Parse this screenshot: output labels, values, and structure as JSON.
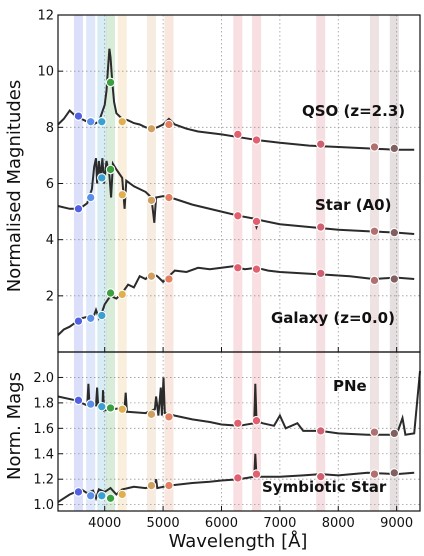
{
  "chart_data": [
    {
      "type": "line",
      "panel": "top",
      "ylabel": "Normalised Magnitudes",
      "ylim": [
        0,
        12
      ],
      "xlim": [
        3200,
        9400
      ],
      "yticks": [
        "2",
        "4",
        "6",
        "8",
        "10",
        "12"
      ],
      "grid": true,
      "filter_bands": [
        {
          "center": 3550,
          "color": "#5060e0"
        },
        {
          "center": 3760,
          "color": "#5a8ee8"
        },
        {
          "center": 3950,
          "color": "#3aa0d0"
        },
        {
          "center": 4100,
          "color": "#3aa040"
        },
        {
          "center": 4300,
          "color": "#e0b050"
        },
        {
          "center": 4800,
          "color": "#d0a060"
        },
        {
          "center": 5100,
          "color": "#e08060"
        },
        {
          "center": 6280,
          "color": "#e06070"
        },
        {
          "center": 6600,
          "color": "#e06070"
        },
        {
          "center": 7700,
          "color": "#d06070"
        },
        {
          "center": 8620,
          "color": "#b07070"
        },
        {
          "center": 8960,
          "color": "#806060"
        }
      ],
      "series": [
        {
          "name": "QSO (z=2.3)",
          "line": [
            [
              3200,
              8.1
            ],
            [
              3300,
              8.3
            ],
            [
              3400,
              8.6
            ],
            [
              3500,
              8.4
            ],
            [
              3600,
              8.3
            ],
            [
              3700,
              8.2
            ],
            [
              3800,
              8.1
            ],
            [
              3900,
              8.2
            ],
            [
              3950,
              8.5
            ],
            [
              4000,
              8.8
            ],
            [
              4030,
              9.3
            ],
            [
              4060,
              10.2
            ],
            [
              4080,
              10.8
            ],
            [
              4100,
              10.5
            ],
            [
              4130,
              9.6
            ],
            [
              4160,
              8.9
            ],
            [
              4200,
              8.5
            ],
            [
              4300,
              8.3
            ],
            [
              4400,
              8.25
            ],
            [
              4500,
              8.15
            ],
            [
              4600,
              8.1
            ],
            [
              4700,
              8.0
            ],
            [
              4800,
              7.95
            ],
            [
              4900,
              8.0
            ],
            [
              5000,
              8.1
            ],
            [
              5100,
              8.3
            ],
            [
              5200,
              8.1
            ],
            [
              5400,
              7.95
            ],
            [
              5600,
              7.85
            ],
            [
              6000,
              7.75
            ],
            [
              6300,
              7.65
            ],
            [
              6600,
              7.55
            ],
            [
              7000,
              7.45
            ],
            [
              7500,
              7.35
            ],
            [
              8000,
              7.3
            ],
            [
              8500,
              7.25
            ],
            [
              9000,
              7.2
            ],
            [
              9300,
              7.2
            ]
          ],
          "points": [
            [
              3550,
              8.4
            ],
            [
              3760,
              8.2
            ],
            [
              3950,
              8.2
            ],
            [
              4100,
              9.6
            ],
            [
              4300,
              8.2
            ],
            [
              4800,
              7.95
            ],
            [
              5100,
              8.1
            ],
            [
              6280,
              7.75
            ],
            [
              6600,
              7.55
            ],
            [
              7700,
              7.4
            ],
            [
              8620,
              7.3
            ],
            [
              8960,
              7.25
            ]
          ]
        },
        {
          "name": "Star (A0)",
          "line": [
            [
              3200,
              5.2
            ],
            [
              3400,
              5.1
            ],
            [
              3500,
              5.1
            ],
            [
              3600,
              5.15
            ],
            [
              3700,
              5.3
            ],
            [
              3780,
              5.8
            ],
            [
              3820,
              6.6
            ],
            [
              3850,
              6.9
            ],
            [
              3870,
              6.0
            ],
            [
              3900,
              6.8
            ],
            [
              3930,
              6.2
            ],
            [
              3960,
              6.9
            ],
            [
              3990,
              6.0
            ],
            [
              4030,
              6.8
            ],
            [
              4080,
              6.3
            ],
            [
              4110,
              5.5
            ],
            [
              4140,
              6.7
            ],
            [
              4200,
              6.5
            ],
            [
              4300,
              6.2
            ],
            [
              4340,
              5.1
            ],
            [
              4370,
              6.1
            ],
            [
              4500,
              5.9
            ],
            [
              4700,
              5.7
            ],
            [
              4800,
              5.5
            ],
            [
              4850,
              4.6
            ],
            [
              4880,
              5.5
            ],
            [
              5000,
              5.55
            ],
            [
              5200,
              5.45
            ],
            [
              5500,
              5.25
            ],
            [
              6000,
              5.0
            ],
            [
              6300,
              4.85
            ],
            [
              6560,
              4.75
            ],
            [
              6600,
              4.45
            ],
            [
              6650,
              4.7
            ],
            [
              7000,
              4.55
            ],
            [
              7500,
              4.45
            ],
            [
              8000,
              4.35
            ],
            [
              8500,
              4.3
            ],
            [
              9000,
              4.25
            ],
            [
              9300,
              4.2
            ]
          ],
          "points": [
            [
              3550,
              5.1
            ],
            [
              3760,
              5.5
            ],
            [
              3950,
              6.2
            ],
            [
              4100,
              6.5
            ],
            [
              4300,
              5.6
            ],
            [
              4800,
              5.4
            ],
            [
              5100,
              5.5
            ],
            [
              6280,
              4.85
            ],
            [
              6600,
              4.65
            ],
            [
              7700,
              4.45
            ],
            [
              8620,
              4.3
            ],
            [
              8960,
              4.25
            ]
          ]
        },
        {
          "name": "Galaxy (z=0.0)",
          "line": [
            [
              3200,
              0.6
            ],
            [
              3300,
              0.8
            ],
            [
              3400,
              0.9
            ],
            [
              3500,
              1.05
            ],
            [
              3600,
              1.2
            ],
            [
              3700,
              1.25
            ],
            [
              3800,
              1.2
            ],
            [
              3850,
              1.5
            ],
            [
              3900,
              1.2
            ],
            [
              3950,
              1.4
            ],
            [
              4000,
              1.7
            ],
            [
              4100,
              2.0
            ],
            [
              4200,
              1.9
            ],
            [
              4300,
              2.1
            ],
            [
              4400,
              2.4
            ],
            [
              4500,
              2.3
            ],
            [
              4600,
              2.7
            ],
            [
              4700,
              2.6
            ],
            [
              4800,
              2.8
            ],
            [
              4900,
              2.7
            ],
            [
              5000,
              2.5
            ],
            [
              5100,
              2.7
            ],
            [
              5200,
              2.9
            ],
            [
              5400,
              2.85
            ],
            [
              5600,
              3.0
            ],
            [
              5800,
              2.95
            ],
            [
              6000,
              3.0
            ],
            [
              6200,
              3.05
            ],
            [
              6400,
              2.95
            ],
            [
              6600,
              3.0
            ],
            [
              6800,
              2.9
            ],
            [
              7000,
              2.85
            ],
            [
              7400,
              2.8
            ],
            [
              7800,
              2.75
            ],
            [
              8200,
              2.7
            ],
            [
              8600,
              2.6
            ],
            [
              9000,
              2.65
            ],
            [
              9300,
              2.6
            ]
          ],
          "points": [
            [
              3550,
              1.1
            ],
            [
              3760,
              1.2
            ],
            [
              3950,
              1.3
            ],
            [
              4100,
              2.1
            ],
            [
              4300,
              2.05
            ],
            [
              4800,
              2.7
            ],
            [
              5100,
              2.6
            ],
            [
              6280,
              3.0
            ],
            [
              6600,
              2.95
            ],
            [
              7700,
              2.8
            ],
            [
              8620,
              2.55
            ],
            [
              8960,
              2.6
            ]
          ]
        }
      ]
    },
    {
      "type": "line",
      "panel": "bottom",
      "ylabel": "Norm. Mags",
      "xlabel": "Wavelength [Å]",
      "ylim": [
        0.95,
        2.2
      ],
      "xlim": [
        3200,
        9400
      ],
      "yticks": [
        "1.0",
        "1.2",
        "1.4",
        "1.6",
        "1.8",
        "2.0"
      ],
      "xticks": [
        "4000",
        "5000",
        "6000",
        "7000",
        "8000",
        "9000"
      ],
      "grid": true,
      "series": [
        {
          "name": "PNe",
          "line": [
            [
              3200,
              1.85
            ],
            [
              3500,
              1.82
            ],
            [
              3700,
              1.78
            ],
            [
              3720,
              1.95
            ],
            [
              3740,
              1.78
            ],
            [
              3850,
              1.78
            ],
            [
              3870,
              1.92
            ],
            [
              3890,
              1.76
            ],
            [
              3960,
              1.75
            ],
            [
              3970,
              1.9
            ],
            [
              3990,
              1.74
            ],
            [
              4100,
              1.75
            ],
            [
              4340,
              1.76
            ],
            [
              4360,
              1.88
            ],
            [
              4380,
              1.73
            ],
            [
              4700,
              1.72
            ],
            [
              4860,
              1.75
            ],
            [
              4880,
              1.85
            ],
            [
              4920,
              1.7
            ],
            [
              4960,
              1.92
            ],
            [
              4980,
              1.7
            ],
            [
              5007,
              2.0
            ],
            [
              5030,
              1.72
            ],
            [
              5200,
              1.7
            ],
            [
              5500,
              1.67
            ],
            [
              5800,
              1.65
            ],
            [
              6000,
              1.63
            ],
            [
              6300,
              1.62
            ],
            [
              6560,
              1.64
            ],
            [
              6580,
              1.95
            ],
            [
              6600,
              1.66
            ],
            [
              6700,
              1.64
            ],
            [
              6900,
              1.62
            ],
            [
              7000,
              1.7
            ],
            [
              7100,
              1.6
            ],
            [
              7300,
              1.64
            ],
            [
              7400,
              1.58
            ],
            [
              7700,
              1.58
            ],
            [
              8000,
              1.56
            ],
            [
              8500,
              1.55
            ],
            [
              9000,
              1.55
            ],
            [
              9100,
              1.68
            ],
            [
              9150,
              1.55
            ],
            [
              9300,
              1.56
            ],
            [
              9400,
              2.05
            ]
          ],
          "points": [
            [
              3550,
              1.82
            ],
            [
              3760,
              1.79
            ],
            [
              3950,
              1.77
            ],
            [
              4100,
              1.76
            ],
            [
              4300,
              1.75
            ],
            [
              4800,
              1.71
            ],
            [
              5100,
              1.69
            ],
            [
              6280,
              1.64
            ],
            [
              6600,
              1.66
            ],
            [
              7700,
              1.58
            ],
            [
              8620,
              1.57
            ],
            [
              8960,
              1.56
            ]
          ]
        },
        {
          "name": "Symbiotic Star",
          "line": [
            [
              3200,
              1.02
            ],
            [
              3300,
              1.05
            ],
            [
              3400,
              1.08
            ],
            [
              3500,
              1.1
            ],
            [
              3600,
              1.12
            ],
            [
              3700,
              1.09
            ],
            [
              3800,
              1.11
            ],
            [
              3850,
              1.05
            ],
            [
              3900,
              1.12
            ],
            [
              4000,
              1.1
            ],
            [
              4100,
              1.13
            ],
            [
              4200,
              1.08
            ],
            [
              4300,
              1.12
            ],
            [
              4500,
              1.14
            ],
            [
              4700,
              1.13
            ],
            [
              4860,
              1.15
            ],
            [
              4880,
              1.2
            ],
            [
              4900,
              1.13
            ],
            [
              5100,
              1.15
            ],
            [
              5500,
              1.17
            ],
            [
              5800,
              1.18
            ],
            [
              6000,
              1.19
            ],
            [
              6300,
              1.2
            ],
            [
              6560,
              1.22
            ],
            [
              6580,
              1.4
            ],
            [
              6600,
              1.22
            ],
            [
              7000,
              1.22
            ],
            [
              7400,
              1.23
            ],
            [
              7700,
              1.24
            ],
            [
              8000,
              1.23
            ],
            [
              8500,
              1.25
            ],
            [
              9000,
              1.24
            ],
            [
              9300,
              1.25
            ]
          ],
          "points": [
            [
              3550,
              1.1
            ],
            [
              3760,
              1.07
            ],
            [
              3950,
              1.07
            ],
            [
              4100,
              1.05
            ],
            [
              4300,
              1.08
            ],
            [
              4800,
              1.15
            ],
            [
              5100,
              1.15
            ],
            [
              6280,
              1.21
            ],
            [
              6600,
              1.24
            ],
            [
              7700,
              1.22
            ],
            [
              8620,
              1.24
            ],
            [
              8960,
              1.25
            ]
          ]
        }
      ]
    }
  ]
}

--

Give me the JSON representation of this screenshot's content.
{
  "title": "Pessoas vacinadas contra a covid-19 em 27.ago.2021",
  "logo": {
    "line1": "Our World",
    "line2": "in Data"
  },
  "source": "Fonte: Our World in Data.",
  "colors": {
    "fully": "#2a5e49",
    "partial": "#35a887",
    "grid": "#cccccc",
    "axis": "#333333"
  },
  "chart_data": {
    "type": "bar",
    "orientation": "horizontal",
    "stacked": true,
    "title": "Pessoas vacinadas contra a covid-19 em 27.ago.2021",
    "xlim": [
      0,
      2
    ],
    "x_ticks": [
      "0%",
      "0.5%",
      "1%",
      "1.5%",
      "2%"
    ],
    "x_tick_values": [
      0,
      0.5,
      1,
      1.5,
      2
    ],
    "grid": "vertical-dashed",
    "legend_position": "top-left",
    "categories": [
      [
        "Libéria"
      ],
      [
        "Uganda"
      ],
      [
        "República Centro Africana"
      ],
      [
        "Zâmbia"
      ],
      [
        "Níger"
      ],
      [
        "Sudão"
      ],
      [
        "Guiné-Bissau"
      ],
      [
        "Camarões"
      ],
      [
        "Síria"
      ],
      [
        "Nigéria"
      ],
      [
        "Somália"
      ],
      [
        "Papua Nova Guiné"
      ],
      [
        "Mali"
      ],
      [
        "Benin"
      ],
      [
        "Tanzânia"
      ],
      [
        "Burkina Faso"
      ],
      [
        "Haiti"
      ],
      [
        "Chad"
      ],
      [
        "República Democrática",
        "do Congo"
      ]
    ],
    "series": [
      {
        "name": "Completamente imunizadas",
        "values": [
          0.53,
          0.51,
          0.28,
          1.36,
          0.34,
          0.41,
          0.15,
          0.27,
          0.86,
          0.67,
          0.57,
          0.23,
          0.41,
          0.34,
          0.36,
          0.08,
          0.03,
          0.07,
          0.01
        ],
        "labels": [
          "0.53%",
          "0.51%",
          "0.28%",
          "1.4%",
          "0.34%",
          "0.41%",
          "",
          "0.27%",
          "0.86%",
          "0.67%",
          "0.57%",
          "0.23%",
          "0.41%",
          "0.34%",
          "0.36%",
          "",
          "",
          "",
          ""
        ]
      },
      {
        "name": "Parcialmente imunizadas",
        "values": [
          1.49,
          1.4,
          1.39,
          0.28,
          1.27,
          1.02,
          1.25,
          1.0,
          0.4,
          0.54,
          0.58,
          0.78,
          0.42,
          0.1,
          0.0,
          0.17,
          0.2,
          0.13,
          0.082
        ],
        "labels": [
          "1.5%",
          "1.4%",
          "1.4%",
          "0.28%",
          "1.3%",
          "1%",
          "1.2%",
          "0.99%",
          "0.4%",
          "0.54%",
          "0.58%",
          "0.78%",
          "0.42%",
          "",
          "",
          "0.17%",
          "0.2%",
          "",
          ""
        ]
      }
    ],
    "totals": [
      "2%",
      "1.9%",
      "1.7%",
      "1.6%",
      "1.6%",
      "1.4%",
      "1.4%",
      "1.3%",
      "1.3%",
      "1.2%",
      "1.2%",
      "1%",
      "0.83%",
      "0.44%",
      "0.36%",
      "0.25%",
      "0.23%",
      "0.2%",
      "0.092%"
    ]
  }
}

STATED EXERCISE
Pick out the lines containing the string "ylabel".

REPLY
      "ylabel": "Normalised Magnitudes",
      "ylabel": "Norm. Mags",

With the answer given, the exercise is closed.